Figure collection entries
########

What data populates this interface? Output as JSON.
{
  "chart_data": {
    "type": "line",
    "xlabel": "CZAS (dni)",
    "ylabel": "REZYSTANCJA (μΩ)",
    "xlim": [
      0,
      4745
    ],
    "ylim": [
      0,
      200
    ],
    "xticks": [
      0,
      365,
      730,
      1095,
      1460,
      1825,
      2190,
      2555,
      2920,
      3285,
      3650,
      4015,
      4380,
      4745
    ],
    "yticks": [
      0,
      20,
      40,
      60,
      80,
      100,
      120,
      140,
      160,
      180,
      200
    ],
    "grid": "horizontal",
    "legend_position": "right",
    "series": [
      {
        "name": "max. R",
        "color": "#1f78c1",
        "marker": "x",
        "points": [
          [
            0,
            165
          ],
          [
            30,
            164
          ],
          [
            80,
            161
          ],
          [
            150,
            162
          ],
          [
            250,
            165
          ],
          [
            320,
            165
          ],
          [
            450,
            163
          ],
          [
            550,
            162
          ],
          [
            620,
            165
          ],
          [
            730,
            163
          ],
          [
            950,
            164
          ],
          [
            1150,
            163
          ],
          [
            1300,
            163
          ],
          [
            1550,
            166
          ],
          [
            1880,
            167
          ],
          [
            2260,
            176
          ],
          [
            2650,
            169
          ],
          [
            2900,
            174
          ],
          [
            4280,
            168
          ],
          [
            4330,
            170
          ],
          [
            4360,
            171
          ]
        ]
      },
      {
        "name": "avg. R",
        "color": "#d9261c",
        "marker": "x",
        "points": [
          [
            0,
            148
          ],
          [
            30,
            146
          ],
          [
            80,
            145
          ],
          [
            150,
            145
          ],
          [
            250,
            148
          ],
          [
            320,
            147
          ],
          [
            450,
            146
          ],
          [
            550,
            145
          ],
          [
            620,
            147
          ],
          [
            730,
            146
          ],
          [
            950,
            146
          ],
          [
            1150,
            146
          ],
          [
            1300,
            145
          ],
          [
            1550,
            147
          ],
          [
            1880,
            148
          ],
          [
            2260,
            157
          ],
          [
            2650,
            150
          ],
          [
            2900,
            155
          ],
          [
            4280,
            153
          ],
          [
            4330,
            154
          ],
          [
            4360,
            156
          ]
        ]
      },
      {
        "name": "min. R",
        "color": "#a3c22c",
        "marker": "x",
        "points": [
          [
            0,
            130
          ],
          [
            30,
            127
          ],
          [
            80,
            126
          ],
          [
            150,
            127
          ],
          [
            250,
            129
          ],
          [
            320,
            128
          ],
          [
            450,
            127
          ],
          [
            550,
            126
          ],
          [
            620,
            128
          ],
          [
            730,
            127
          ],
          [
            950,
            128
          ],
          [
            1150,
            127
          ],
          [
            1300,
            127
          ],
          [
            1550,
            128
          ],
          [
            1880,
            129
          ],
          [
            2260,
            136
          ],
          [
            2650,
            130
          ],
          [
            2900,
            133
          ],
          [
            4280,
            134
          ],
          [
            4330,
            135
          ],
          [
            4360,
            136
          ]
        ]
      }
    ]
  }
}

########

### REQUIREMENT
Extract the data in full. Keep it word for word.

### ANSWER
What data populates this interface? Output as JSON.
{
  "chart_data": {
    "type": "line",
    "xlabel": "CZAS (dni)",
    "ylabel": "REZYSTANCJA (μΩ)",
    "xlim": [
      0,
      4745
    ],
    "ylim": [
      0,
      200
    ],
    "xticks": [
      0,
      365,
      730,
      1095,
      1460,
      1825,
      2190,
      2555,
      2920,
      3285,
      3650,
      4015,
      4380,
      4745
    ],
    "yticks": [
      0,
      20,
      40,
      60,
      80,
      100,
      120,
      140,
      160,
      180,
      200
    ],
    "grid": "horizontal",
    "legend_position": "right",
    "series": [
      {
        "name": "max. R",
        "color": "#1f78c1",
        "marker": "x",
        "points": [
          [
            0,
            165
          ],
          [
            30,
            164
          ],
          [
            80,
            161
          ],
          [
            150,
            162
          ],
          [
            250,
            165
          ],
          [
            320,
            165
          ],
          [
            450,
            163
          ],
          [
            550,
            162
          ],
          [
            620,
            165
          ],
          [
            730,
            163
          ],
          [
            950,
            164
          ],
          [
            1150,
            163
          ],
          [
            1300,
            163
          ],
          [
            1550,
            166
          ],
          [
            1880,
            167
          ],
          [
            2260,
            176
          ],
          [
            2650,
            169
          ],
          [
            2900,
            174
          ],
          [
            4280,
            168
          ],
          [
            4330,
            170
          ],
          [
            4360,
            171
          ]
        ]
      },
      {
        "name": "avg. R",
        "color": "#d9261c",
        "marker": "x",
        "points": [
          [
            0,
            148
          ],
          [
            30,
            146
          ],
          [
            80,
            145
          ],
          [
            150,
            145
          ],
          [
            250,
            148
          ],
          [
            320,
            147
          ],
          [
            450,
            146
          ],
          [
            550,
            145
          ],
          [
            620,
            147
          ],
          [
            730,
            146
          ],
          [
            950,
            146
          ],
          [
            1150,
            146
          ],
          [
            1300,
            145
          ],
          [
            1550,
            147
          ],
          [
            1880,
            148
          ],
          [
            2260,
            157
          ],
          [
            2650,
            150
          ],
          [
            2900,
            155
          ],
          [
            4280,
            153
          ],
          [
            4330,
            154
          ],
          [
            4360,
            156
          ]
        ]
      },
      {
        "name": "min. R",
        "color": "#a3c22c",
        "marker": "x",
        "points": [
          [
            0,
            130
          ],
          [
            30,
            127
          ],
          [
            80,
            126
          ],
          [
            150,
            127
          ],
          [
            250,
            129
          ],
          [
            320,
            128
          ],
          [
            450,
            127
          ],
          [
            550,
            126
          ],
          [
            620,
            128
          ],
          [
            730,
            127
          ],
          [
            950,
            128
          ],
          [
            1150,
            127
          ],
          [
            1300,
            127
          ],
          [
            1550,
            128
          ],
          [
            1880,
            129
          ],
          [
            2260,
            136
          ],
          [
            2650,
            130
          ],
          [
            2900,
            133
          ],
          [
            4280,
            134
          ],
          [
            4330,
            135
          ],
          [
            4360,
            136
          ]
        ]
      }
    ]
  }
}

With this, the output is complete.